#### [Data]

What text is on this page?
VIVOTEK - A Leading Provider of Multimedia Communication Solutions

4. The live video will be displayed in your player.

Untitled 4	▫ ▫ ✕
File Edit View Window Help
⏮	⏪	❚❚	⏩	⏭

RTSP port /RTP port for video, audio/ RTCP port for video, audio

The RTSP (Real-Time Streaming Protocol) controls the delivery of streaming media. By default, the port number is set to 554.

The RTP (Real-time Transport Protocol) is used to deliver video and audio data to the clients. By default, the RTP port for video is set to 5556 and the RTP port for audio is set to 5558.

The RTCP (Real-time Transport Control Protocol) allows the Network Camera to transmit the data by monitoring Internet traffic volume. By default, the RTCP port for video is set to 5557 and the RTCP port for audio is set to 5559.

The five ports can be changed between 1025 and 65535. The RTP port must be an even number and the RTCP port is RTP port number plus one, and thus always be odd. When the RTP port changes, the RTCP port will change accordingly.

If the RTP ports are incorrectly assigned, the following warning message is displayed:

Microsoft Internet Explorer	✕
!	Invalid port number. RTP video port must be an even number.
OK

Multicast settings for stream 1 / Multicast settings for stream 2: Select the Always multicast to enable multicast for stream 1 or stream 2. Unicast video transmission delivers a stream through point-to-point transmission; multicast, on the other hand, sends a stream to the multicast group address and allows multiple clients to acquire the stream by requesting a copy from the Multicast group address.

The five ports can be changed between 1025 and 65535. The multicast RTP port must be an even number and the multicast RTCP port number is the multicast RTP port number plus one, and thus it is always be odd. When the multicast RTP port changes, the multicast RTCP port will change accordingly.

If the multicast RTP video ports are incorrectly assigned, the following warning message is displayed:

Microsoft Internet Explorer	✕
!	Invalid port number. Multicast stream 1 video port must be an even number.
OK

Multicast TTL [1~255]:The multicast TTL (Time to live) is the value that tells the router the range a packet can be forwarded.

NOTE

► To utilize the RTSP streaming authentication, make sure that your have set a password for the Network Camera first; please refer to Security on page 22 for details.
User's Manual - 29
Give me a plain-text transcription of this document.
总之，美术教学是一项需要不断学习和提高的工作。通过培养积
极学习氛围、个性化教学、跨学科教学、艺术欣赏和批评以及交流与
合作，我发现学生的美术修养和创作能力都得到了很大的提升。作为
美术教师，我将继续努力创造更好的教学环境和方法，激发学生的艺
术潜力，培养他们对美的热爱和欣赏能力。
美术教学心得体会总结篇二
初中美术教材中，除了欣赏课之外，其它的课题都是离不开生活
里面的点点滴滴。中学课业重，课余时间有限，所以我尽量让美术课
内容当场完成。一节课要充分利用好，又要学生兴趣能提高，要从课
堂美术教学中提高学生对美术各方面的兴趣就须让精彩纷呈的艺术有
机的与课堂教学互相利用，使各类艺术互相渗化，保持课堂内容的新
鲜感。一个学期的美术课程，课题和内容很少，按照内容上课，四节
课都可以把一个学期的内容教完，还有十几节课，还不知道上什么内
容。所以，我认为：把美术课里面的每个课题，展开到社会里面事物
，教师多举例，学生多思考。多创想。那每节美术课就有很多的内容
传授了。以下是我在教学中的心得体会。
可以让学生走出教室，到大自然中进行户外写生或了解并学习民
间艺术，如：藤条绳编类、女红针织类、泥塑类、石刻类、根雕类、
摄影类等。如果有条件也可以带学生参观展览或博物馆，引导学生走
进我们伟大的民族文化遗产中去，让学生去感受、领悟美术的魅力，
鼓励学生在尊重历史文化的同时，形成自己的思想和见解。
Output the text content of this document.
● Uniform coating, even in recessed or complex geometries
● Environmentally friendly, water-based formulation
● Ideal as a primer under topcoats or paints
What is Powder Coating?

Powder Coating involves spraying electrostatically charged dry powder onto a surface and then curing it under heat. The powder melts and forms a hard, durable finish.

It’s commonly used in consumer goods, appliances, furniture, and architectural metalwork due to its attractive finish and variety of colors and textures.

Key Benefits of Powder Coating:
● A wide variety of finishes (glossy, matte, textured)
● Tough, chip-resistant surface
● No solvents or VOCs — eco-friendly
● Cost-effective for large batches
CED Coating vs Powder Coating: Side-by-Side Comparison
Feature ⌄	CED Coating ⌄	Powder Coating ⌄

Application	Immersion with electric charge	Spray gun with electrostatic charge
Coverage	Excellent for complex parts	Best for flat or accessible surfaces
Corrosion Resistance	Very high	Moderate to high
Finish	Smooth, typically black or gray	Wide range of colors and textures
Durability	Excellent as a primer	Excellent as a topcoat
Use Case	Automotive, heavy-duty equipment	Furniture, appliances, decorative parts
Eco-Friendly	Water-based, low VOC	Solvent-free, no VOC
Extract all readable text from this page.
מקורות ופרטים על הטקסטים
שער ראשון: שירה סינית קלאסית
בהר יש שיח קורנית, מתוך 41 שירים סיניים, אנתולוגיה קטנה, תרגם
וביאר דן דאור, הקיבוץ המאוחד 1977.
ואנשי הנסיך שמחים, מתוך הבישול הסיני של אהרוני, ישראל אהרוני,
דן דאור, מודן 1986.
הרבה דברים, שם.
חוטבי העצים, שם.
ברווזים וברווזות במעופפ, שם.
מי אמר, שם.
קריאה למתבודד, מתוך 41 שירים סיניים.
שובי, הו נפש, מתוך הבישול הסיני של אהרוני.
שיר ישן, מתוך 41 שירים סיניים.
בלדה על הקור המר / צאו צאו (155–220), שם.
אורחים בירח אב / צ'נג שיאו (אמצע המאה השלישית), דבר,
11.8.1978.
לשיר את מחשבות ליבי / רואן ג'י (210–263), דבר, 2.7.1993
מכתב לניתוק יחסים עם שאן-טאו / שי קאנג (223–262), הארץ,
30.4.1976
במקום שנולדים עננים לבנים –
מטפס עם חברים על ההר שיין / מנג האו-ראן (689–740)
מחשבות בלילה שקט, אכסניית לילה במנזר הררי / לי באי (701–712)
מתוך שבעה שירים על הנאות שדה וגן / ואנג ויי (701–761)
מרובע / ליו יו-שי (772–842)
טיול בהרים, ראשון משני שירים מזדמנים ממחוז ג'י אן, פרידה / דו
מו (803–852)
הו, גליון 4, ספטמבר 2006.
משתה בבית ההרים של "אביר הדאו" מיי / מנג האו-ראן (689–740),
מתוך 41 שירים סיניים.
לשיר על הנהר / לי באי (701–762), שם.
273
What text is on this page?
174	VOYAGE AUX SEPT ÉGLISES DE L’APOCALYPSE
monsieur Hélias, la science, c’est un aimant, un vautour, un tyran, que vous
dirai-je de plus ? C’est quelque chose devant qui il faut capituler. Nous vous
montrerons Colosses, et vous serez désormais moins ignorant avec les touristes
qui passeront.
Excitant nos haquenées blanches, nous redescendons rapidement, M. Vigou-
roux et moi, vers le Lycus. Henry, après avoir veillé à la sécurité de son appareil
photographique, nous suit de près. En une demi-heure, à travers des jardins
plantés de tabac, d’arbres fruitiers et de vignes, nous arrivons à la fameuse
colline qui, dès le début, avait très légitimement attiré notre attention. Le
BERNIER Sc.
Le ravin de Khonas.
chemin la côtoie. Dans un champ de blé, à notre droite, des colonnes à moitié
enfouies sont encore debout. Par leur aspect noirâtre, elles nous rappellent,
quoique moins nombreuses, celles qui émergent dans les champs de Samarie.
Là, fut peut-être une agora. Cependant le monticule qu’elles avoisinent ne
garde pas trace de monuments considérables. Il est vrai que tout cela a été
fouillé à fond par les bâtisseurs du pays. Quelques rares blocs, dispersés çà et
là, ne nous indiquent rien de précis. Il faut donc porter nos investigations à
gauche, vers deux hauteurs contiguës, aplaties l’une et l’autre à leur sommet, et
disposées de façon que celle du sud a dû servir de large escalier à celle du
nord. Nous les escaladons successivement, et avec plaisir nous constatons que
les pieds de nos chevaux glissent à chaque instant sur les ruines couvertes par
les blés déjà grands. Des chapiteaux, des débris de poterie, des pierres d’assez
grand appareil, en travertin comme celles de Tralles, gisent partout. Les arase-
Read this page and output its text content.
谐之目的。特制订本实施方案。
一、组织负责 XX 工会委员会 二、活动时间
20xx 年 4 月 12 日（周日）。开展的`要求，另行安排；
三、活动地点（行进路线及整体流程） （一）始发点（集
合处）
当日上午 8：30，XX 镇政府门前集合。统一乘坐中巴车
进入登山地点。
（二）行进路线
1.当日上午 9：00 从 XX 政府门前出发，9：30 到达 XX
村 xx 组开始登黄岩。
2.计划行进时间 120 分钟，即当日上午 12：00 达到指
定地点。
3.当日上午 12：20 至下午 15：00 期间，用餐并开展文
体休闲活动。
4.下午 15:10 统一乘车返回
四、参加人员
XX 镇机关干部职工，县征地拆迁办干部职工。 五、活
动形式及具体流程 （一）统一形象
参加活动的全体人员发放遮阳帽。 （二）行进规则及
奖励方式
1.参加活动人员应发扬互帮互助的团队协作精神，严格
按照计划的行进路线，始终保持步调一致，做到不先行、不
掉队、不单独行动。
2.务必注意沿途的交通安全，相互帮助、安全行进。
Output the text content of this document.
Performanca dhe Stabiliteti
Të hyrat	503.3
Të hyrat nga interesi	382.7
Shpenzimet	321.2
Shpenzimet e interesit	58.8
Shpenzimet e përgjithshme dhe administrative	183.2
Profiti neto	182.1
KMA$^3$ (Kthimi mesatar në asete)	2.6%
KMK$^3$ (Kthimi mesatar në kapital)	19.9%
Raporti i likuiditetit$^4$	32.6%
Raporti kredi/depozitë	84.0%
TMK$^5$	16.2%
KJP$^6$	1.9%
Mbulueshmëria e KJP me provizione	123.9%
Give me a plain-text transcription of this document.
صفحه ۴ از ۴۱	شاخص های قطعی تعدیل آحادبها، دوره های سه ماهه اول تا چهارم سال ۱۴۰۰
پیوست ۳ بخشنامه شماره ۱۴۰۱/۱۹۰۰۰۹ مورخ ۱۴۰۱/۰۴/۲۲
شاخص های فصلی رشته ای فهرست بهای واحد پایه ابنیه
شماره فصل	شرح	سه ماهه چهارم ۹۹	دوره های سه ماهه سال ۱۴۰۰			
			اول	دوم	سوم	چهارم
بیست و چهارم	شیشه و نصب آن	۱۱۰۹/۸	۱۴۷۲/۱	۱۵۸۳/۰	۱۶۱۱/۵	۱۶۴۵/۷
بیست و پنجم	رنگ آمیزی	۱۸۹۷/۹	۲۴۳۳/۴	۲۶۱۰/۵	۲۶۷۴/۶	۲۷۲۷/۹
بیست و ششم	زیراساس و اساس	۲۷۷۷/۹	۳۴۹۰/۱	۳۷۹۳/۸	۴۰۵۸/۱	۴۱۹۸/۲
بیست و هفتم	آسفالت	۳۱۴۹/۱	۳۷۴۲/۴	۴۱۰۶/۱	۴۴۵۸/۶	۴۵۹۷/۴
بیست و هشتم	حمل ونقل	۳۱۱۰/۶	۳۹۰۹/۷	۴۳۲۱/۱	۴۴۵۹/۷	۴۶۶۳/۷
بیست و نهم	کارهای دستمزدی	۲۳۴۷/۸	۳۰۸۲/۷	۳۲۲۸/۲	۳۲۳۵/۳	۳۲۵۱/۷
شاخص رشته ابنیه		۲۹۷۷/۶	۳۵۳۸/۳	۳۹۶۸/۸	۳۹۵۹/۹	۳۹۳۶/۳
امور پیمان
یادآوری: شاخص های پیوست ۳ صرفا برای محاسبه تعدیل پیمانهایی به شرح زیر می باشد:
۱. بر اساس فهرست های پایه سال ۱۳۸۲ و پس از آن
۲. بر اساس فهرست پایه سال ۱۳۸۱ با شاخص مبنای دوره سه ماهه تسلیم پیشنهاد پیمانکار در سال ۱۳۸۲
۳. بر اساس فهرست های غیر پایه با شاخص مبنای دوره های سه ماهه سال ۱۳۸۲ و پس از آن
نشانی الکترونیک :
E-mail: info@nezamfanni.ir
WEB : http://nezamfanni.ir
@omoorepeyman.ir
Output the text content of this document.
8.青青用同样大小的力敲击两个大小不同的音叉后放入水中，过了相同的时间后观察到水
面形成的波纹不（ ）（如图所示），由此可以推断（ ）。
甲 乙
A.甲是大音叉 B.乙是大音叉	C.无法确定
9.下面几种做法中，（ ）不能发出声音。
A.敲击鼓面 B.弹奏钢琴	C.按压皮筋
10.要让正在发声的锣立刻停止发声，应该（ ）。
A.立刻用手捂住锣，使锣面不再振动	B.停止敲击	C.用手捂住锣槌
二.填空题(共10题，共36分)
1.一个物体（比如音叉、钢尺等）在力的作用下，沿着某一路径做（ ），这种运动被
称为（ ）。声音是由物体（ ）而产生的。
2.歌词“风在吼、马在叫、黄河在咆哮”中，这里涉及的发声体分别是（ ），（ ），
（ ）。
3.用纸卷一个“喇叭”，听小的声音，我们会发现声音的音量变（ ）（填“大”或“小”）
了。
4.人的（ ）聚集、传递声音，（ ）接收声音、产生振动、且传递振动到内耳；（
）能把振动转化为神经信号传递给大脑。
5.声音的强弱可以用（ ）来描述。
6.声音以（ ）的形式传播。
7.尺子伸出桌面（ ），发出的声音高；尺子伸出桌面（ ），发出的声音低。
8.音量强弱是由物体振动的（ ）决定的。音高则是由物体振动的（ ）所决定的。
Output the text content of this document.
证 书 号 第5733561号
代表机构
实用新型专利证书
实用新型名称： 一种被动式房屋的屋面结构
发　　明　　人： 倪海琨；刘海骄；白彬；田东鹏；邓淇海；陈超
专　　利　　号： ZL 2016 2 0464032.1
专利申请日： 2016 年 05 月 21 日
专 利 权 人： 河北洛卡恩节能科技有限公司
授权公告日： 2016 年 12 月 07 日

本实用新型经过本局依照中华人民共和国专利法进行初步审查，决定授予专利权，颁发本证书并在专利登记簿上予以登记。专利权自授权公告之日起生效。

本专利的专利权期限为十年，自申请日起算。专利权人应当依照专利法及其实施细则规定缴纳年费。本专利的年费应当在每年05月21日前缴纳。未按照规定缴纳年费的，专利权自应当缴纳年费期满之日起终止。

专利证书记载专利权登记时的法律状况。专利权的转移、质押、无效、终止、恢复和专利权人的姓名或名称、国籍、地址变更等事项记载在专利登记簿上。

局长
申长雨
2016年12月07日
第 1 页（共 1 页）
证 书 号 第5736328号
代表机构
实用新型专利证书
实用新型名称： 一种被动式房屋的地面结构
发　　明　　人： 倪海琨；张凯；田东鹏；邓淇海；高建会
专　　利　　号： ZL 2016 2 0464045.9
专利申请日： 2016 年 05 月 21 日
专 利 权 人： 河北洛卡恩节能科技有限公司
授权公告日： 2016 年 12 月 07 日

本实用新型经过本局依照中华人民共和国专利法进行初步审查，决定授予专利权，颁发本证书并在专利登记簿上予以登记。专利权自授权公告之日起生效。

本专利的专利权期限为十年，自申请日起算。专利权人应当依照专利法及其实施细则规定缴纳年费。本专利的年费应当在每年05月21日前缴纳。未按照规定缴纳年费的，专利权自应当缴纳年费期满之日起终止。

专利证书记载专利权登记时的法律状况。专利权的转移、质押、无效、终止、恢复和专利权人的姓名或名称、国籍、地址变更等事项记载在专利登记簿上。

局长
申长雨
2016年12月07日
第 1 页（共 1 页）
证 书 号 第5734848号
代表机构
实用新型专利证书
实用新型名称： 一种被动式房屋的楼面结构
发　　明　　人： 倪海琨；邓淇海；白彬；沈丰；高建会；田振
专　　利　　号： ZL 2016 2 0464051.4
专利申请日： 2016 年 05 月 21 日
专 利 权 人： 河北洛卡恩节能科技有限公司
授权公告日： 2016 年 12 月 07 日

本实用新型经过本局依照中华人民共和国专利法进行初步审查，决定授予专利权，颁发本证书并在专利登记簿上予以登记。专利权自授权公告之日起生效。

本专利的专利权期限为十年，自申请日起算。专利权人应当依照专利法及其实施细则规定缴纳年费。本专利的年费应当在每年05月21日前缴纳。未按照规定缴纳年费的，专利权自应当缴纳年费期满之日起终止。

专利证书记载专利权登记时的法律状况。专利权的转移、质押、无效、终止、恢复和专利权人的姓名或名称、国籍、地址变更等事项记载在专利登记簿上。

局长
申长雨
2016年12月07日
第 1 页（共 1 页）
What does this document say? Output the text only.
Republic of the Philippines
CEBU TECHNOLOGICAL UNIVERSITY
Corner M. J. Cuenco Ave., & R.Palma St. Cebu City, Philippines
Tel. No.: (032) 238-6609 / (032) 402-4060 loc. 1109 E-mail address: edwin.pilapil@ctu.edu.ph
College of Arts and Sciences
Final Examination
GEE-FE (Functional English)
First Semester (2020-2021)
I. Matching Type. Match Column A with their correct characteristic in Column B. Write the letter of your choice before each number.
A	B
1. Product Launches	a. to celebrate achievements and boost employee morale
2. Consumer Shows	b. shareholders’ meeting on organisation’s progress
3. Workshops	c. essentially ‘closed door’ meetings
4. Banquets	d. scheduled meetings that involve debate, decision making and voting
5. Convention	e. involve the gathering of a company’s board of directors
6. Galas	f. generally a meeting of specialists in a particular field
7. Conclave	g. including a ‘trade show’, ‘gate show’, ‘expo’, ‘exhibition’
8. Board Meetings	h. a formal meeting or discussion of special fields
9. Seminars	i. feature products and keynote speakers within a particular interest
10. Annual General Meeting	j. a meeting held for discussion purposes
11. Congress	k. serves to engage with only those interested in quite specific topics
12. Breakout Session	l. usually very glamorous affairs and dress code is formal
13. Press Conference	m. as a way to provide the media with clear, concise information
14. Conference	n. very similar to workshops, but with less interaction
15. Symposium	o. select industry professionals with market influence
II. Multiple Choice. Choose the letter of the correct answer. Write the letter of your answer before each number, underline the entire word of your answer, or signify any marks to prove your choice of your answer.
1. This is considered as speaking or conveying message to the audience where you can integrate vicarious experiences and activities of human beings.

#### [Stated goal]
Report all lines of the data above that include the string "پیوست".

#### [Completed exercise]
پیوست ۳ بخشنامه شماره ۱۴۰۱/۱۹۰۰۰۹ مورخ ۱۴۰۱/۰۴/۲۲
یادآوری: شاخص های پیوست ۳ صرفا برای محاسبه تعدیل پیمانهایی به شرح زیر می باشد:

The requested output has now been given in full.